- **Given problem**
Write out all of the lines below, exactly and completely.
-*-
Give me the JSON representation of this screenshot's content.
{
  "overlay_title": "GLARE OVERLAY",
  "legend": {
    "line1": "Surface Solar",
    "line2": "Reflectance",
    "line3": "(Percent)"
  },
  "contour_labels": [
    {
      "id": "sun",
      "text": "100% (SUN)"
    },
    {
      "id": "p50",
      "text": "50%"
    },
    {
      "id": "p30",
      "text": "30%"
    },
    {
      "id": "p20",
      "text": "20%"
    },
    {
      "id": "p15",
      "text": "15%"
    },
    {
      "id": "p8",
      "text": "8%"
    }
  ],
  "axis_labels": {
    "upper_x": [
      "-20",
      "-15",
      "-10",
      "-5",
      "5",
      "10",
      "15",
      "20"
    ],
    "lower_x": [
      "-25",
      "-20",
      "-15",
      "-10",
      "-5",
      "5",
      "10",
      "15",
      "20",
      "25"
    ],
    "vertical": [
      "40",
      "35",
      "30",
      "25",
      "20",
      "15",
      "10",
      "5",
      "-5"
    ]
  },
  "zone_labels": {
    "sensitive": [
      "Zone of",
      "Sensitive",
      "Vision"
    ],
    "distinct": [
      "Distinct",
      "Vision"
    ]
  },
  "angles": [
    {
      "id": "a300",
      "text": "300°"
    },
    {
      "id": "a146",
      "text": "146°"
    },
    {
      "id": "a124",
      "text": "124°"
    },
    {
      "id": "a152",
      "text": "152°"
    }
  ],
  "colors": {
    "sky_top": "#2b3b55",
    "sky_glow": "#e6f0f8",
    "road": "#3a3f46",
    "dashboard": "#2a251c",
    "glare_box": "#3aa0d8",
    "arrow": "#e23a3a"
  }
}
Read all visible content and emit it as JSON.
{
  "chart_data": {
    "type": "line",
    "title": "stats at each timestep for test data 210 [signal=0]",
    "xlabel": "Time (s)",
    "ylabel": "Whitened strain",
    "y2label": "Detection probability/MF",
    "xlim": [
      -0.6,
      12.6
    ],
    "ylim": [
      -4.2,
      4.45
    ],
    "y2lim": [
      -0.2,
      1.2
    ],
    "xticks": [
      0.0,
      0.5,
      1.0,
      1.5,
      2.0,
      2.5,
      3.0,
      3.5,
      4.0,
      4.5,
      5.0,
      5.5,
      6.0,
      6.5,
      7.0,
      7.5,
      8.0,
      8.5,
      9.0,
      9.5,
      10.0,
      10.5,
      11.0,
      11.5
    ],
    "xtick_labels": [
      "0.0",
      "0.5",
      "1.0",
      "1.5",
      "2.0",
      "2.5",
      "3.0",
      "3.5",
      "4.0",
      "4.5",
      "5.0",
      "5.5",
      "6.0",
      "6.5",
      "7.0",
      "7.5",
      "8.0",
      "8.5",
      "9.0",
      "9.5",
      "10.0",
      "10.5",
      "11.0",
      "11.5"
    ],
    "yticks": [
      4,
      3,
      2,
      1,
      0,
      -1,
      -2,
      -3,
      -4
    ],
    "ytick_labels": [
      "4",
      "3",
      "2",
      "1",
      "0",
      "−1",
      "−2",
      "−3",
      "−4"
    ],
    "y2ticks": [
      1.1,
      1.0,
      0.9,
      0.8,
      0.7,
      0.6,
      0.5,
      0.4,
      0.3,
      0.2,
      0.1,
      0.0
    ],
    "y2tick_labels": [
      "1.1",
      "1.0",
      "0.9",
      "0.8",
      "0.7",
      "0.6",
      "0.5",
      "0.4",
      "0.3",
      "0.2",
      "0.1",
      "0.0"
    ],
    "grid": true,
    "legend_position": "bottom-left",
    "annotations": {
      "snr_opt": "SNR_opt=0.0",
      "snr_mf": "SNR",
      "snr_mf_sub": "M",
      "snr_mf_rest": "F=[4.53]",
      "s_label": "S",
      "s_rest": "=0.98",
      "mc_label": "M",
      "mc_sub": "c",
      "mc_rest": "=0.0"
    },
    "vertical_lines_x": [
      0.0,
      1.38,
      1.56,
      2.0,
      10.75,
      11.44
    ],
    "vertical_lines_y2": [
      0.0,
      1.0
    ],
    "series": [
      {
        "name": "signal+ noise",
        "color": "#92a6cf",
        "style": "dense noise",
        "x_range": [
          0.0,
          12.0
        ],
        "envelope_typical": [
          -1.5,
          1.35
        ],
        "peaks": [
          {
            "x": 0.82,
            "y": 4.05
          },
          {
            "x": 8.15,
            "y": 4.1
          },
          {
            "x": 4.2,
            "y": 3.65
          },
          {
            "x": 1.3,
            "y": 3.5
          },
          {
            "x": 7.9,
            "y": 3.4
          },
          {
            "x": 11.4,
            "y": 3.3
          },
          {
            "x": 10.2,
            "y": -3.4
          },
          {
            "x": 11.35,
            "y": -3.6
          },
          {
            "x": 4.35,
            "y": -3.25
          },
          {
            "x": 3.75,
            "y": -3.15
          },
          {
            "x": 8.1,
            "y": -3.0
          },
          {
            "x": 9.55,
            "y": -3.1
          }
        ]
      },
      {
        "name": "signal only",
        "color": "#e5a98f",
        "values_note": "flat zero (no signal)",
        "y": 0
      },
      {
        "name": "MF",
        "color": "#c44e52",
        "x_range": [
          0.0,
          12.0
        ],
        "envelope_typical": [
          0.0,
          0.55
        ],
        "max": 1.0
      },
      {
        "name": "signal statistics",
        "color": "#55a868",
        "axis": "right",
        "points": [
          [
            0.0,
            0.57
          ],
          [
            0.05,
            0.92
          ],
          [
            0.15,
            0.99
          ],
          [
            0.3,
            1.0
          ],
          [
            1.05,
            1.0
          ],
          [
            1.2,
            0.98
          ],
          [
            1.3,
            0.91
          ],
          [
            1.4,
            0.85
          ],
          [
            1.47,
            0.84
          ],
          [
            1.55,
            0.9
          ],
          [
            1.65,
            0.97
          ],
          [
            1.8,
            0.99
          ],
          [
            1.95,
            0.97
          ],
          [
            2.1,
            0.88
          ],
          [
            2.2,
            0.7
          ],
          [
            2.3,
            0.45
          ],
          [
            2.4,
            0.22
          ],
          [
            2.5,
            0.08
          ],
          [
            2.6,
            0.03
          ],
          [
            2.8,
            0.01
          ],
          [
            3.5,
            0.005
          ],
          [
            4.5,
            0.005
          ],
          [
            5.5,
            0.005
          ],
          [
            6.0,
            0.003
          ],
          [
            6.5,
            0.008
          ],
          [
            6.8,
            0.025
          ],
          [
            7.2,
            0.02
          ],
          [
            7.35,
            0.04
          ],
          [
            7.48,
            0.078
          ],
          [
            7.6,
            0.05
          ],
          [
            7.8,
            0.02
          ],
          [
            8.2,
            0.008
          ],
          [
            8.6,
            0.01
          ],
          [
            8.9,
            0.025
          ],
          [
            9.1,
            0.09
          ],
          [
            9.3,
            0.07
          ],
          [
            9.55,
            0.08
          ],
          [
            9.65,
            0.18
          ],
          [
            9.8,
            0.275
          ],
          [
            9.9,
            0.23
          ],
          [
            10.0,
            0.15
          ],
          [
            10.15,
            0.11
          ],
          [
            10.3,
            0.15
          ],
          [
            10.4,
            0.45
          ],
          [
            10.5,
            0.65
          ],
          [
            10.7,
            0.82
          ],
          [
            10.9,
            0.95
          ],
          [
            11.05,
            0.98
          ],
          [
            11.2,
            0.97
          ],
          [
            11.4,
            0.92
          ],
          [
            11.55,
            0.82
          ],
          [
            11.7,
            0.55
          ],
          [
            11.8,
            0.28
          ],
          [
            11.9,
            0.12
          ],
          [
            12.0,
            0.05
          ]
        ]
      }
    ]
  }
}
-*-
- **Response for this exercise**
Give me the JSON representation of this screenshot's content.
{
  "overlay_title": "GLARE OVERLAY",
  "legend": {
    "line1": "Surface Solar",
    "line2": "Reflectance",
    "line3": "(Percent)"
  },
  "contour_labels": [
    {
      "id": "sun",
      "text": "100% (SUN)"
    },
    {
      "id": "p50",
      "text": "50%"
    },
    {
      "id": "p30",
      "text": "30%"
    },
    {
      "id": "p20",
      "text": "20%"
    },
    {
      "id": "p15",
      "text": "15%"
    },
    {
      "id": "p8",
      "text": "8%"
    }
  ],
  "axis_labels": {
    "upper_x": [
      "-20",
      "-15",
      "-10",
      "-5",
      "5",
      "10",
      "15",
      "20"
    ],
    "lower_x": [
      "-25",
      "-20",
      "-15",
      "-10",
      "-5",
      "5",
      "10",
      "15",
      "20",
      "25"
    ],
    "vertical": [
      "40",
      "35",
      "30",
      "25",
      "20",
      "15",
      "10",
      "5",
      "-5"
    ]
  },
  "zone_labels": {
    "sensitive": [
      "Zone of",
      "Sensitive",
      "Vision"
    ],
    "distinct": [
      "Distinct",
      "Vision"
    ]
  },
  "angles": [
    {
      "id": "a300",
      "text": "300°"
    },
    {
      "id": "a146",
      "text": "146°"
    },
    {
      "id": "a124",
      "text": "124°"
    },
    {
      "id": "a152",
      "text": "152°"
    }
  ],
  "colors": {
    "sky_top": "#2b3b55",
    "sky_glow": "#e6f0f8",
    "road": "#3a3f46",
    "dashboard": "#2a251c",
    "glare_box": "#3aa0d8",
    "arrow": "#e23a3a"
  }
}
Read all visible content and emit it as JSON.
{
  "chart_data": {
    "type": "line",
    "title": "stats at each timestep for test data 210 [signal=0]",
    "xlabel": "Time (s)",
    "ylabel": "Whitened strain",
    "y2label": "Detection probability/MF",
    "xlim": [
      -0.6,
      12.6
    ],
    "ylim": [
      -4.2,
      4.45
    ],
    "y2lim": [
      -0.2,
      1.2
    ],
    "xticks": [
      0.0,
      0.5,
      1.0,
      1.5,
      2.0,
      2.5,
      3.0,
      3.5,
      4.0,
      4.5,
      5.0,
      5.5,
      6.0,
      6.5,
      7.0,
      7.5,
      8.0,
      8.5,
      9.0,
      9.5,
      10.0,
      10.5,
      11.0,
      11.5
    ],
    "xtick_labels": [
      "0.0",
      "0.5",
      "1.0",
      "1.5",
      "2.0",
      "2.5",
      "3.0",
      "3.5",
      "4.0",
      "4.5",
      "5.0",
      "5.5",
      "6.0",
      "6.5",
      "7.0",
      "7.5",
      "8.0",
      "8.5",
      "9.0",
      "9.5",
      "10.0",
      "10.5",
      "11.0",
      "11.5"
    ],
    "yticks": [
      4,
      3,
      2,
      1,
      0,
      -1,
      -2,
      -3,
      -4
    ],
    "ytick_labels": [
      "4",
      "3",
      "2",
      "1",
      "0",
      "−1",
      "−2",
      "−3",
      "−4"
    ],
    "y2ticks": [
      1.1,
      1.0,
      0.9,
      0.8,
      0.7,
      0.6,
      0.5,
      0.4,
      0.3,
      0.2,
      0.1,
      0.0
    ],
    "y2tick_labels": [
      "1.1",
      "1.0",
      "0.9",
      "0.8",
      "0.7",
      "0.6",
      "0.5",
      "0.4",
      "0.3",
      "0.2",
      "0.1",
      "0.0"
    ],
    "grid": true,
    "legend_position": "bottom-left",
    "annotations": {
      "snr_opt": "SNR_opt=0.0",
      "snr_mf": "SNR",
      "snr_mf_sub": "M",
      "snr_mf_rest": "F=[4.53]",
      "s_label": "S",
      "s_rest": "=0.98",
      "mc_label": "M",
      "mc_sub": "c",
      "mc_rest": "=0.0"
    },
    "vertical_lines_x": [
      0.0,
      1.38,
      1.56,
      2.0,
      10.75,
      11.44
    ],
    "vertical_lines_y2": [
      0.0,
      1.0
    ],
    "series": [
      {
        "name": "signal+ noise",
        "color": "#92a6cf",
        "style": "dense noise",
        "x_range": [
          0.0,
          12.0
        ],
        "envelope_typical": [
          -1.5,
          1.35
        ],
        "peaks": [
          {
            "x": 0.82,
            "y": 4.05
          },
          {
            "x": 8.15,
            "y": 4.1
          },
          {
            "x": 4.2,
            "y": 3.65
          },
          {
            "x": 1.3,
            "y": 3.5
          },
          {
            "x": 7.9,
            "y": 3.4
          },
          {
            "x": 11.4,
            "y": 3.3
          },
          {
            "x": 10.2,
            "y": -3.4
          },
          {
            "x": 11.35,
            "y": -3.6
          },
          {
            "x": 4.35,
            "y": -3.25
          },
          {
            "x": 3.75,
            "y": -3.15
          },
          {
            "x": 8.1,
            "y": -3.0
          },
          {
            "x": 9.55,
            "y": -3.1
          }
        ]
      },
      {
        "name": "signal only",
        "color": "#e5a98f",
        "values_note": "flat zero (no signal)",
        "y": 0
      },
      {
        "name": "MF",
        "color": "#c44e52",
        "x_range": [
          0.0,
          12.0
        ],
        "envelope_typical": [
          0.0,
          0.55
        ],
        "max": 1.0
      },
      {
        "name": "signal statistics",
        "color": "#55a868",
        "axis": "right",
        "points": [
          [
            0.0,
            0.57
          ],
          [
            0.05,
            0.92
          ],
          [
            0.15,
            0.99
          ],
          [
            0.3,
            1.0
          ],
          [
            1.05,
            1.0
          ],
          [
            1.2,
            0.98
          ],
          [
            1.3,
            0.91
          ],
          [
            1.4,
            0.85
          ],
          [
            1.47,
            0.84
          ],
          [
            1.55,
            0.9
          ],
          [
            1.65,
            0.97
          ],
          [
            1.8,
            0.99
          ],
          [
            1.95,
            0.97
          ],
          [
            2.1,
            0.88
          ],
          [
            2.2,
            0.7
          ],
          [
            2.3,
            0.45
          ],
          [
            2.4,
            0.22
          ],
          [
            2.5,
            0.08
          ],
          [
            2.6,
            0.03
          ],
          [
            2.8,
            0.01
          ],
          [
            3.5,
            0.005
          ],
          [
            4.5,
            0.005
          ],
          [
            5.5,
            0.005
          ],
          [
            6.0,
            0.003
          ],
          [
            6.5,
            0.008
          ],
          [
            6.8,
            0.025
          ],
          [
            7.2,
            0.02
          ],
          [
            7.35,
            0.04
          ],
          [
            7.48,
            0.078
          ],
          [
            7.6,
            0.05
          ],
          [
            7.8,
            0.02
          ],
          [
            8.2,
            0.008
          ],
          [
            8.6,
            0.01
          ],
          [
            8.9,
            0.025
          ],
          [
            9.1,
            0.09
          ],
          [
            9.3,
            0.07
          ],
          [
            9.55,
            0.08
          ],
          [
            9.65,
            0.18
          ],
          [
            9.8,
            0.275
          ],
          [
            9.9,
            0.23
          ],
          [
            10.0,
            0.15
          ],
          [
            10.15,
            0.11
          ],
          [
            10.3,
            0.15
          ],
          [
            10.4,
            0.45
          ],
          [
            10.5,
            0.65
          ],
          [
            10.7,
            0.82
          ],
          [
            10.9,
            0.95
          ],
          [
            11.05,
            0.98
          ],
          [
            11.2,
            0.97
          ],
          [
            11.4,
            0.92
          ],
          [
            11.55,
            0.82
          ],
          [
            11.7,
            0.55
          ],
          [
            11.8,
            0.28
          ],
          [
            11.9,
            0.12
          ],
          [
            12.0,
            0.05
          ]
        ]
      }
    ]
  }
}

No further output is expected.